### To be done
Without omitting anything, return the records precisely as given.

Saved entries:
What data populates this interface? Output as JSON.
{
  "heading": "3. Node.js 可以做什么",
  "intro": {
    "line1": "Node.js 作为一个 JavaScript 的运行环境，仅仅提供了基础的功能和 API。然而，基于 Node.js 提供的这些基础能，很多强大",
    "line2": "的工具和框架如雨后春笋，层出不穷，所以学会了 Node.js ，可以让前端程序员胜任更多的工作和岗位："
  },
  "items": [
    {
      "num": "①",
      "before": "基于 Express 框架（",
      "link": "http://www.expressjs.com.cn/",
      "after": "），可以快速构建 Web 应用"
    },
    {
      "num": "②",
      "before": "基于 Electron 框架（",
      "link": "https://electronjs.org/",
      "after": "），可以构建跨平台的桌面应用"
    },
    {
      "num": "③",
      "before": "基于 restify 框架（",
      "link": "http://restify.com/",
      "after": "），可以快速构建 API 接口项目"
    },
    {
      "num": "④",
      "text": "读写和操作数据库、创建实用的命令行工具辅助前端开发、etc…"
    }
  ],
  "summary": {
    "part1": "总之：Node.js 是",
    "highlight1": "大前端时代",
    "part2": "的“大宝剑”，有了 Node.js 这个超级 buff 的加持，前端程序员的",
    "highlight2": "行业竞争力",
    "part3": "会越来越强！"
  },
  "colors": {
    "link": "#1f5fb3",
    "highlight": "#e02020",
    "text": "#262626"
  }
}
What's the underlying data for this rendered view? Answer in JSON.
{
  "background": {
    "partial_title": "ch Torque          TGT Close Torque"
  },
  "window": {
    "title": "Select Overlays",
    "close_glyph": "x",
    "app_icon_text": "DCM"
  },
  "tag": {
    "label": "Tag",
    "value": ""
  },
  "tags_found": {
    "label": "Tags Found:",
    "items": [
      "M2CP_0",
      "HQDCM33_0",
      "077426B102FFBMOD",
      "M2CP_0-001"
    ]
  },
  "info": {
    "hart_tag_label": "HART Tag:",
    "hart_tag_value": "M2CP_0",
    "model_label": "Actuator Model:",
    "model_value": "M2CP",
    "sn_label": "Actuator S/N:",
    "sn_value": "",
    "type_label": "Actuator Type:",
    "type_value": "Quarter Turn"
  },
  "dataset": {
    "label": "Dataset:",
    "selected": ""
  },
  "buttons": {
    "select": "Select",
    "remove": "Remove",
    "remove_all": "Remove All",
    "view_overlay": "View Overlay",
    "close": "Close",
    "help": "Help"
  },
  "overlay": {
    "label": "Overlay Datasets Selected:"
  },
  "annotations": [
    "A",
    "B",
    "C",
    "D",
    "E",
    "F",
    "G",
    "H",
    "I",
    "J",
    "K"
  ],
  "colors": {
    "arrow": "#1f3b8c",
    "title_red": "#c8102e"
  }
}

### Result of the task
What data populates this interface? Output as JSON.
{
  "heading": "3. Node.js 可以做什么",
  "intro": {
    "line1": "Node.js 作为一个 JavaScript 的运行环境，仅仅提供了基础的功能和 API。然而，基于 Node.js 提供的这些基础能，很多强大",
    "line2": "的工具和框架如雨后春笋，层出不穷，所以学会了 Node.js ，可以让前端程序员胜任更多的工作和岗位："
  },
  "items": [
    {
      "num": "①",
      "before": "基于 Express 框架（",
      "link": "http://www.expressjs.com.cn/",
      "after": "），可以快速构建 Web 应用"
    },
    {
      "num": "②",
      "before": "基于 Electron 框架（",
      "link": "https://electronjs.org/",
      "after": "），可以构建跨平台的桌面应用"
    },
    {
      "num": "③",
      "before": "基于 restify 框架（",
      "link": "http://restify.com/",
      "after": "），可以快速构建 API 接口项目"
    },
    {
      "num": "④",
      "text": "读写和操作数据库、创建实用的命令行工具辅助前端开发、etc…"
    }
  ],
  "summary": {
    "part1": "总之：Node.js 是",
    "highlight1": "大前端时代",
    "part2": "的“大宝剑”，有了 Node.js 这个超级 buff 的加持，前端程序员的",
    "highlight2": "行业竞争力",
    "part3": "会越来越强！"
  },
  "colors": {
    "link": "#1f5fb3",
    "highlight": "#e02020",
    "text": "#262626"
  }
}
What's the underlying data for this rendered view? Answer in JSON.
{
  "background": {
    "partial_title": "ch Torque          TGT Close Torque"
  },
  "window": {
    "title": "Select Overlays",
    "close_glyph": "x",
    "app_icon_text": "DCM"
  },
  "tag": {
    "label": "Tag",
    "value": ""
  },
  "tags_found": {
    "label": "Tags Found:",
    "items": [
      "M2CP_0",
      "HQDCM33_0",
      "077426B102FFBMOD",
      "M2CP_0-001"
    ]
  },
  "info": {
    "hart_tag_label": "HART Tag:",
    "hart_tag_value": "M2CP_0",
    "model_label": "Actuator Model:",
    "model_value": "M2CP",
    "sn_label": "Actuator S/N:",
    "sn_value": "",
    "type_label": "Actuator Type:",
    "type_value": "Quarter Turn"
  },
  "dataset": {
    "label": "Dataset:",
    "selected": ""
  },
  "buttons": {
    "select": "Select",
    "remove": "Remove",
    "remove_all": "Remove All",
    "view_overlay": "View Overlay",
    "close": "Close",
    "help": "Help"
  },
  "overlay": {
    "label": "Overlay Datasets Selected:"
  },
  "annotations": [
    "A",
    "B",
    "C",
    "D",
    "E",
    "F",
    "G",
    "H",
    "I",
    "J",
    "K"
  ],
  "colors": {
    "arrow": "#1f3b8c",
    "title_red": "#c8102e"
  }
}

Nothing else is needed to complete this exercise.